* START DATA ROWS *

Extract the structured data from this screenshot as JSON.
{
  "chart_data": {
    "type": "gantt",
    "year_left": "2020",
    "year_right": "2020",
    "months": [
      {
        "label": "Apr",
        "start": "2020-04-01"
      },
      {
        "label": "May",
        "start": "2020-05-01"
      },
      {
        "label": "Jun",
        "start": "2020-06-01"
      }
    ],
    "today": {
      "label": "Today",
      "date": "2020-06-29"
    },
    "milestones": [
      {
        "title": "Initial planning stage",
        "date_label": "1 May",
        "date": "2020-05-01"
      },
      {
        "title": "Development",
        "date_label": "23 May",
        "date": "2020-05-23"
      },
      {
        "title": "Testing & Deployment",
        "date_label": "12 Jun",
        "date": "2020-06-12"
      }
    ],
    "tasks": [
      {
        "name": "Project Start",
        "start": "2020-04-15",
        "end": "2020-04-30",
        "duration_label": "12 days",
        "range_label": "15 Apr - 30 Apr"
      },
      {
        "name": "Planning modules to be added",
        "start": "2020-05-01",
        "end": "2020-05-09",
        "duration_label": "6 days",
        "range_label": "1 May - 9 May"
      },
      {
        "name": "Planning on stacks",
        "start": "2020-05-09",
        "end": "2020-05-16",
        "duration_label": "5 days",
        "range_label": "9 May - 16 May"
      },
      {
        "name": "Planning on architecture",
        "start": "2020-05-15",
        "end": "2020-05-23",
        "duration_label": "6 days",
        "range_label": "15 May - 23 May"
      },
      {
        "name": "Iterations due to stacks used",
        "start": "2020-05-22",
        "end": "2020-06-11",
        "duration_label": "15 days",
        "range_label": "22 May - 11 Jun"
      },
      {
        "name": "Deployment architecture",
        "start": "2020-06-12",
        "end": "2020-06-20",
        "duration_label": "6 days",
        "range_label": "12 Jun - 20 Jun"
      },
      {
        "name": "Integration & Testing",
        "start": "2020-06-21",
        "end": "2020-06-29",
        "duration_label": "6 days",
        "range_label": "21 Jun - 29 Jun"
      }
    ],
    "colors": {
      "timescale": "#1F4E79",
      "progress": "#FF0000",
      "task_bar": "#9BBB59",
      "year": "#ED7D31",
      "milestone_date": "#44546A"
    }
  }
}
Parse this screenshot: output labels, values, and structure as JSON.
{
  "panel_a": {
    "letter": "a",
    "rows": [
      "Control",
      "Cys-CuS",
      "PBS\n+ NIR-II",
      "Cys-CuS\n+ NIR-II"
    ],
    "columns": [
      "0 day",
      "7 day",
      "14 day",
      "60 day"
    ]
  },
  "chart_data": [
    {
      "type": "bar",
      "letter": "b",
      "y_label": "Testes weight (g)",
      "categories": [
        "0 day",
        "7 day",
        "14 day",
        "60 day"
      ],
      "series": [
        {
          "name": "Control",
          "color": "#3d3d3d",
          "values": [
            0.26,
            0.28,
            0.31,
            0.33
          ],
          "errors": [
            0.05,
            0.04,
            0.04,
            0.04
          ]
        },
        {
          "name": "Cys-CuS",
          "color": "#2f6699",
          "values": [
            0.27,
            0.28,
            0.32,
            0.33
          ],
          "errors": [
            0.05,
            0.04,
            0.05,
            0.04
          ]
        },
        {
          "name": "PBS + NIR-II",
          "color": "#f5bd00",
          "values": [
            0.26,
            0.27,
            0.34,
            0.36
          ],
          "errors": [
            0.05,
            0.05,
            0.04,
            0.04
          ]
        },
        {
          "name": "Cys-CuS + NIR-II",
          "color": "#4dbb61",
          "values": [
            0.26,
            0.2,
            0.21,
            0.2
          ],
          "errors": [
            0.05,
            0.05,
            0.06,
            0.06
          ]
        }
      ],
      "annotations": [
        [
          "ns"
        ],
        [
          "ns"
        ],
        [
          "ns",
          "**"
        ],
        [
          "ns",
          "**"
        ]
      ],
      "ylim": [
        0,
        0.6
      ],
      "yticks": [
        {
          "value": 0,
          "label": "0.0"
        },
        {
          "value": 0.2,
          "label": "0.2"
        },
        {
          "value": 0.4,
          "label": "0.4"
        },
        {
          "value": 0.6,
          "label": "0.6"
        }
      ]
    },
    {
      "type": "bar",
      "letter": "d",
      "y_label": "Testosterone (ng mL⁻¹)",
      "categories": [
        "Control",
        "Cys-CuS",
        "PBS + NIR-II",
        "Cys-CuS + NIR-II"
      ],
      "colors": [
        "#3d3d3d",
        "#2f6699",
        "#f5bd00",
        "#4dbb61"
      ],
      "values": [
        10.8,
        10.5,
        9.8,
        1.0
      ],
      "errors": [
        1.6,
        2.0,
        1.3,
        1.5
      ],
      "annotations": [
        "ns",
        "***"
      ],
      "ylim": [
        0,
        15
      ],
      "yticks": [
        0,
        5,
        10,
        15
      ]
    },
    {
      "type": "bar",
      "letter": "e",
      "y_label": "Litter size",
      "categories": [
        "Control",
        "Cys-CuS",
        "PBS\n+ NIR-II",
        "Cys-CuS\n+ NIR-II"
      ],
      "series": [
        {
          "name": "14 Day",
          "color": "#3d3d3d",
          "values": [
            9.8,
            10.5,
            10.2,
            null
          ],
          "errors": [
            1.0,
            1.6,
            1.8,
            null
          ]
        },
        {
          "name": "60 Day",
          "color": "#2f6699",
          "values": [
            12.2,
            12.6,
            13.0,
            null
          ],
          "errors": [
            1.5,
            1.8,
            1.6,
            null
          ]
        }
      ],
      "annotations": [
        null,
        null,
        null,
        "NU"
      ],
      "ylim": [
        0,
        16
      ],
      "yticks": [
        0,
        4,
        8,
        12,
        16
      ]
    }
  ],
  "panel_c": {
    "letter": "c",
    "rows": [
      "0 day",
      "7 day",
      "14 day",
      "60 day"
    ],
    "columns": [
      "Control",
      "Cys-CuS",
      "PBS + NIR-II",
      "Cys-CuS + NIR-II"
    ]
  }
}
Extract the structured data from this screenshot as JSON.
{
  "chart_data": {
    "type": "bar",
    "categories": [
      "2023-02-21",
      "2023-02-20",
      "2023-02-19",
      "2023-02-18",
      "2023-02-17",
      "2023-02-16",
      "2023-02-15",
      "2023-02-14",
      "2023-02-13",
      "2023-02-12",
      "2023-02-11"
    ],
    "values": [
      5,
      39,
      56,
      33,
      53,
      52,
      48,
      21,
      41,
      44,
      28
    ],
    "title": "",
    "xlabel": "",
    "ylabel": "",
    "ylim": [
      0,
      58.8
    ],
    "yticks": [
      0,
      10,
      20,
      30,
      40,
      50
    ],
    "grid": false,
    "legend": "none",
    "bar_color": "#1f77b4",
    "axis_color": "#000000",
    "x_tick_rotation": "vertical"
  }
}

* END DATA ROWS *

> [DESCRIPTION OF THE TASK] Copy all the lines, exactly.

> [FINISHED ANSWER]
Extract the structured data from this screenshot as JSON.
{
  "chart_data": {
    "type": "gantt",
    "year_left": "2020",
    "year_right": "2020",
    "months": [
      {
        "label": "Apr",
        "start": "2020-04-01"
      },
      {
        "label": "May",
        "start": "2020-05-01"
      },
      {
        "label": "Jun",
        "start": "2020-06-01"
      }
    ],
    "today": {
      "label": "Today",
      "date": "2020-06-29"
    },
    "milestones": [
      {
        "title": "Initial planning stage",
        "date_label": "1 May",
        "date": "2020-05-01"
      },
      {
        "title": "Development",
        "date_label": "23 May",
        "date": "2020-05-23"
      },
      {
        "title": "Testing & Deployment",
        "date_label": "12 Jun",
        "date": "2020-06-12"
      }
    ],
    "tasks": [
      {
        "name": "Project Start",
        "start": "2020-04-15",
        "end": "2020-04-30",
        "duration_label": "12 days",
        "range_label": "15 Apr - 30 Apr"
      },
      {
        "name": "Planning modules to be added",
        "start": "2020-05-01",
        "end": "2020-05-09",
        "duration_label": "6 days",
        "range_label": "1 May - 9 May"
      },
      {
        "name": "Planning on stacks",
        "start": "2020-05-09",
        "end": "2020-05-16",
        "duration_label": "5 days",
        "range_label": "9 May - 16 May"
      },
      {
        "name": "Planning on architecture",
        "start": "2020-05-15",
        "end": "2020-05-23",
        "duration_label": "6 days",
        "range_label": "15 May - 23 May"
      },
      {
        "name": "Iterations due to stacks used",
        "start": "2020-05-22",
        "end": "2020-06-11",
        "duration_label": "15 days",
        "range_label": "22 May - 11 Jun"
      },
      {
        "name": "Deployment architecture",
        "start": "2020-06-12",
        "end": "2020-06-20",
        "duration_label": "6 days",
        "range_label": "12 Jun - 20 Jun"
      },
      {
        "name": "Integration & Testing",
        "start": "2020-06-21",
        "end": "2020-06-29",
        "duration_label": "6 days",
        "range_label": "21 Jun - 29 Jun"
      }
    ],
    "colors": {
      "timescale": "#1F4E79",
      "progress": "#FF0000",
      "task_bar": "#9BBB59",
      "year": "#ED7D31",
      "milestone_date": "#44546A"
    }
  }
}
Parse this screenshot: output labels, values, and structure as JSON.
{
  "panel_a": {
    "letter": "a",
    "rows": [
      "Control",
      "Cys-CuS",
      "PBS\n+ NIR-II",
      "Cys-CuS\n+ NIR-II"
    ],
    "columns": [
      "0 day",
      "7 day",
      "14 day",
      "60 day"
    ]
  },
  "chart_data": [
    {
      "type": "bar",
      "letter": "b",
      "y_label": "Testes weight (g)",
      "categories": [
        "0 day",
        "7 day",
        "14 day",
        "60 day"
      ],
      "series": [
        {
          "name": "Control",
          "color": "#3d3d3d",
          "values": [
            0.26,
            0.28,
            0.31,
            0.33
          ],
          "errors": [
            0.05,
            0.04,
            0.04,
            0.04
          ]
        },
        {
          "name": "Cys-CuS",
          "color": "#2f6699",
          "values": [
            0.27,
            0.28,
            0.32,
            0.33
          ],
          "errors": [
            0.05,
            0.04,
            0.05,
            0.04
          ]
        },
        {
          "name": "PBS + NIR-II",
          "color": "#f5bd00",
          "values": [
            0.26,
            0.27,
            0.34,
            0.36
          ],
          "errors": [
            0.05,
            0.05,
            0.04,
            0.04
          ]
        },
        {
          "name": "Cys-CuS + NIR-II",
          "color": "#4dbb61",
          "values": [
            0.26,
            0.2,
            0.21,
            0.2
          ],
          "errors": [
            0.05,
            0.05,
            0.06,
            0.06
          ]
        }
      ],
      "annotations": [
        [
          "ns"
        ],
        [
          "ns"
        ],
        [
          "ns",
          "**"
        ],
        [
          "ns",
          "**"
        ]
      ],
      "ylim": [
        0,
        0.6
      ],
      "yticks": [
        {
          "value": 0,
          "label": "0.0"
        },
        {
          "value": 0.2,
          "label": "0.2"
        },
        {
          "value": 0.4,
          "label": "0.4"
        },
        {
          "value": 0.6,
          "label": "0.6"
        }
      ]
    },
    {
      "type": "bar",
      "letter": "d",
      "y_label": "Testosterone (ng mL⁻¹)",
      "categories": [
        "Control",
        "Cys-CuS",
        "PBS + NIR-II",
        "Cys-CuS + NIR-II"
      ],
      "colors": [
        "#3d3d3d",
        "#2f6699",
        "#f5bd00",
        "#4dbb61"
      ],
      "values": [
        10.8,
        10.5,
        9.8,
        1.0
      ],
      "errors": [
        1.6,
        2.0,
        1.3,
        1.5
      ],
      "annotations": [
        "ns",
        "***"
      ],
      "ylim": [
        0,
        15
      ],
      "yticks": [
        0,
        5,
        10,
        15
      ]
    },
    {
      "type": "bar",
      "letter": "e",
      "y_label": "Litter size",
      "categories": [
        "Control",
        "Cys-CuS",
        "PBS\n+ NIR-II",
        "Cys-CuS\n+ NIR-II"
      ],
      "series": [
        {
          "name": "14 Day",
          "color": "#3d3d3d",
          "values": [
            9.8,
            10.5,
            10.2,
            null
          ],
          "errors": [
            1.0,
            1.6,
            1.8,
            null
          ]
        },
        {
          "name": "60 Day",
          "color": "#2f6699",
          "values": [
            12.2,
            12.6,
            13.0,
            null
          ],
          "errors": [
            1.5,
            1.8,
            1.6,
            null
          ]
        }
      ],
      "annotations": [
        null,
        null,
        null,
        "NU"
      ],
      "ylim": [
        0,
        16
      ],
      "yticks": [
        0,
        4,
        8,
        12,
        16
      ]
    }
  ],
  "panel_c": {
    "letter": "c",
    "rows": [
      "0 day",
      "7 day",
      "14 day",
      "60 day"
    ],
    "columns": [
      "Control",
      "Cys-CuS",
      "PBS + NIR-II",
      "Cys-CuS + NIR-II"
    ]
  }
}
Extract the structured data from this screenshot as JSON.
{
  "chart_data": {
    "type": "bar",
    "categories": [
      "2023-02-21",
      "2023-02-20",
      "2023-02-19",
      "2023-02-18",
      "2023-02-17",
      "2023-02-16",
      "2023-02-15",
      "2023-02-14",
      "2023-02-13",
      "2023-02-12",
      "2023-02-11"
    ],
    "values": [
      5,
      39,
      56,
      33,
      53,
      52,
      48,
      21,
      41,
      44,
      28
    ],
    "title": "",
    "xlabel": "",
    "ylabel": "",
    "ylim": [
      0,
      58.8
    ],
    "yticks": [
      0,
      10,
      20,
      30,
      40,
      50
    ],
    "grid": false,
    "legend": "none",
    "bar_color": "#1f77b4",
    "axis_color": "#000000",
    "x_tick_rotation": "vertical"
  }
}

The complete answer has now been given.